Work to do: Print the listing that follows, character for character.

━━ Material provided ━━

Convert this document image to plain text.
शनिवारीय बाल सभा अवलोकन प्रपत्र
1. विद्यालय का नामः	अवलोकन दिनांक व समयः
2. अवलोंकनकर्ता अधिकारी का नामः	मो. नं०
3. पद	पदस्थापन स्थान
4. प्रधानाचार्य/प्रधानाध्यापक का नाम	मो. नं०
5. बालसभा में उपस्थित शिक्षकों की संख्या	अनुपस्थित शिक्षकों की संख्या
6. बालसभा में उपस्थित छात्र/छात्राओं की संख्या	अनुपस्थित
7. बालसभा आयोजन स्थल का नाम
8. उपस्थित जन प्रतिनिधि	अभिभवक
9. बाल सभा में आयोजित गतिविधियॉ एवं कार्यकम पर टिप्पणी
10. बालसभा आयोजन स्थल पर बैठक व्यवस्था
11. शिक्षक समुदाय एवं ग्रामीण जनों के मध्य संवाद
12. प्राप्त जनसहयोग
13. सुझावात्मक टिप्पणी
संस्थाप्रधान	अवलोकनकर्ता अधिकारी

━━━

Output below:
Convert this document image to plain text.
शनिवारीय बाल सभा अवलोकन प्रपत्र
1. विद्यालय का नामः	अवलोकन दिनांक व समयः
2. अवलोंकनकर्ता अधिकारी का नामः	मो. नं०
3. पद	पदस्थापन स्थान
4. प्रधानाचार्य/प्रधानाध्यापक का नाम	मो. नं०
5. बालसभा में उपस्थित शिक्षकों की संख्या	अनुपस्थित शिक्षकों की संख्या
6. बालसभा में उपस्थित छात्र/छात्राओं की संख्या	अनुपस्थित
7. बालसभा आयोजन स्थल का नाम
8. उपस्थित जन प्रतिनिधि	अभिभवक
9. बाल सभा में आयोजित गतिविधियॉ एवं कार्यकम पर टिप्पणी
10. बालसभा आयोजन स्थल पर बैठक व्यवस्था
11. शिक्षक समुदाय एवं ग्रामीण जनों के मध्य संवाद
12. प्राप्त जनसहयोग
13. सुझावात्मक टिप्पणी
संस्थाप्रधान	अवलोकनकर्ता अधिकारी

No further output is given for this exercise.